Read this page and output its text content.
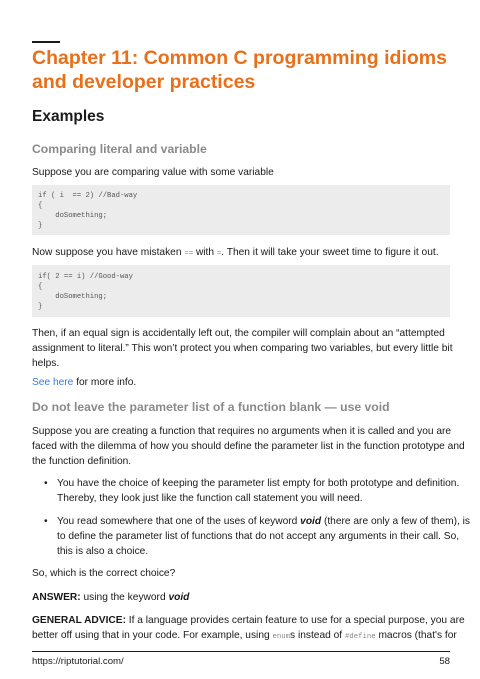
Chapter 11: Common C programming idioms
and developer practices
Examples
Comparing literal and variable
Suppose you are comparing value with some variable
if ( i  == 2) //Bad-way
{
doSomething;
}
Now suppose you have mistaken == with =. Then it will take your sweet time to figure it out.
if( 2 == i) //Good-way
{
doSomething;
}
Then, if an equal sign is accidentally left out, the compiler will complain about an “attempted
assignment to literal.” This won’t protect you when comparing two variables, but every little bit
helps.
See here for more info.
Do not leave the parameter list of a function blank — use void
Suppose you are creating a function that requires no arguments when it is called and you are
faced with the dilemma of how you should define the parameter list in the function prototype and
the function definition.
• You have the choice of keeping the parameter list empty for both prototype and definition.
Thereby, they look just like the function call statement you will need.
• You read somewhere that one of the uses of keyword void (there are only a few of them), is
to define the parameter list of functions that do not accept any arguments in their call. So,
this is also a choice.
So, which is the correct choice?
ANSWER: using the keyword void
GENERAL ADVICE: If a language provides certain feature to use for a special purpose, you are
better off using that in your code. For example, using enums instead of #define macros (that's for
https://riptutorial.com/	58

⁂

# Exercise aim:
From the data above, write out everything exactly except the pictures.

# Exercise output:
Read this page and output its text content.
Chapter 11: Common C programming idioms
and developer practices
Examples
Comparing literal and variable
Suppose you are comparing value with some variable
if ( i  == 2) //Bad-way
{
doSomething;
}
Now suppose you have mistaken == with =. Then it will take your sweet time to figure it out.
if( 2 == i) //Good-way
{
doSomething;
}
Then, if an equal sign is accidentally left out, the compiler will complain about an “attempted
assignment to literal.” This won’t protect you when comparing two variables, but every little bit
helps.
See here for more info.
Do not leave the parameter list of a function blank — use void
Suppose you are creating a function that requires no arguments when it is called and you are
faced with the dilemma of how you should define the parameter list in the function prototype and
the function definition.
• You have the choice of keeping the parameter list empty for both prototype and definition.
Thereby, they look just like the function call statement you will need.
• You read somewhere that one of the uses of keyword void (there are only a few of them), is
to define the parameter list of functions that do not accept any arguments in their call. So,
this is also a choice.
So, which is the correct choice?
ANSWER: using the keyword void
GENERAL ADVICE: If a language provides certain feature to use for a special purpose, you are
better off using that in your code. For example, using enums instead of #define macros (that's for
https://riptutorial.com/	58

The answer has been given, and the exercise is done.